→ **Selected excerpt**:
This debate should be viewed in conjunction with the Standards, Procedures and Public Appointments Committee debate that will immediately follow this one. Without trailing that debate too heavily, I advise members that the small but perfectly formed changes to standing orders that they will be invited to agree will, for the first time, make scrutiny of Government proposals for revenue raising an explicit responsibility of the Finance Committee and Parliament.
I turn to the written agreement. I will set out what the changes mean for parliamentary scrutiny and then say a few words about the information that the Government will provide to Parliament to inform that scrutiny.
The main changes to Parliament’s role in scrutinising the draft budget are set out in paragraphs 14 to 16 of the revised written agreement. Until now, it has been within the Finance Committee’s power to bring forward in its draft budget report a set of alternative spending proposals. Under the revised written agreement, that has been expanded also to include alternative proposals for taxation. If there are no alternative proposals, the committee will be able to make recommendations on the Government’s tax proposals. Subject committees will be able, in their reports to the Finance Committee, to recommend alternative budget proposals for tax and spending.
The extension of the power to both spending and revenue is a significant and welcome development for the committee. The power is designed to ensure that the committee is in a position to make effective use of it—if and when the committee chooses to do so. In recognition of that, from this year on, a significant focus of the Finance Committee’s scrutiny will be on the Scottish Government’s revenue-raising proposals.
As has been the case with spending powers, in suggesting changes to the draft budget proposals that the Scottish Government sets out, the Finance Committee must consider the overall shape of the budget. Any increase in overall spending must therefore be connected with a commensurate increase in tax levels. The written agreement also makes it clear that any recommendation to increase tax levels should identify how the additional funding should be allocated. The obverse is also true, in that any recommendation to decrease tax levels should identify where spending should be reduced.
Any other committee or individual member who wishes to make alternative proposals will be able to do so by lodging amendments to the Finance Committee motion on the draft budget. Any amendments that are lodged to the motion must comply with the balancing requirements in relation to the overall budget that apply to the Finance Committee; suggested increases or decreases in spending must be matched in revenue terms and the amendment should identify where any changes would be reflected in the budget. Although that is a welcome position for Parliament, it would be remiss of me not to point out that such amendments will not automatically guarantee amendment of the budget bill.

→ **Goal 1**: Write out the section of the passage on budget scrutiny starting at "I turn to the" and ending at "tax and spending.".
→ **Goal 2**: Extend the passage on budget scrutiny, picking up after its final sentence.
The listing that comes next has no connection to the passage on budget scrutiny.

→ **Dataset excerpt**:
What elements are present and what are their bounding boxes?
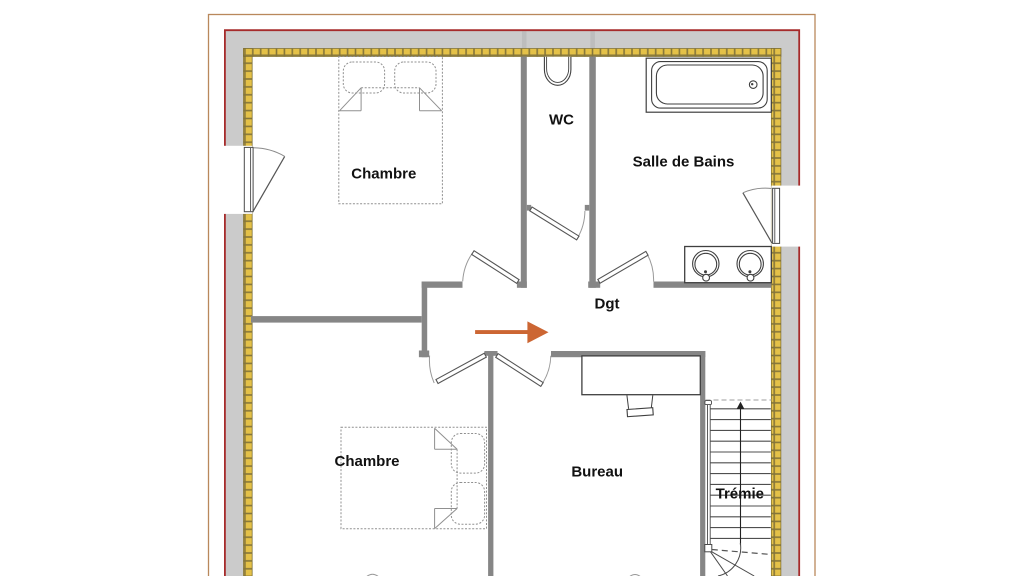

→ **Task answer 1**:
I turn to the written agreement. I will set out what the changes mean for parliamentary scrutiny and then say a few words about the information that the Government will provide to Parliament to inform that scrutiny.
The main changes to Parliament’s role in scrutinising the draft budget are set out in paragraphs 14 to 16 of the revised written agreement. Until now, it has been within the Finance Committee’s power to bring forward in its draft budget report a set of alternative spending proposals. Under the revised written agreement, that has been expanded also to include alternative proposals for taxation. If there are no alternative proposals, the committee will be able to make recommendations on the Government’s tax proposals. Subject committees will be able, in their reports to the Finance Committee, to recommend alternative budget proposals for tax and spending.

→ **Task answer 2**:
Paragraphs 19 to 23 of the revised agreement set out what information the Scottish Government will provide to enable Parliament to carry out its scrutiny. It includes a commentary on expected income, including tax receipt forecasts and the assumptions, rates and thresholds on which they are based. In future years, when information on actual receipts is available, the draft budget commentary will also include outturn figures for the devolved taxes, including figures on any variance between outturn and forecast. The estimates are intended to provide context to the draft budget and to inform Parliament’s scrutiny of it; they are not intended to constrain the Government in making any adjustment to the indicative tax rates and thresholds, prior to Parliament’s scrutiny of the relevant subordinate legislation.
I move,
That the Parliament notes the revised written agreement on the budget process between the Scottish Government and the Finance Committee (SP Paper 554).
14:57
I welcome the debate and the Finance Committee convener’s remarks, and I endorse the proposed changes to the written agreement. The proposals reflect careful consideration by the Government and the committee, and are a consensus view on how we should reflect the impact of the Scotland Act 2012 in our budget process.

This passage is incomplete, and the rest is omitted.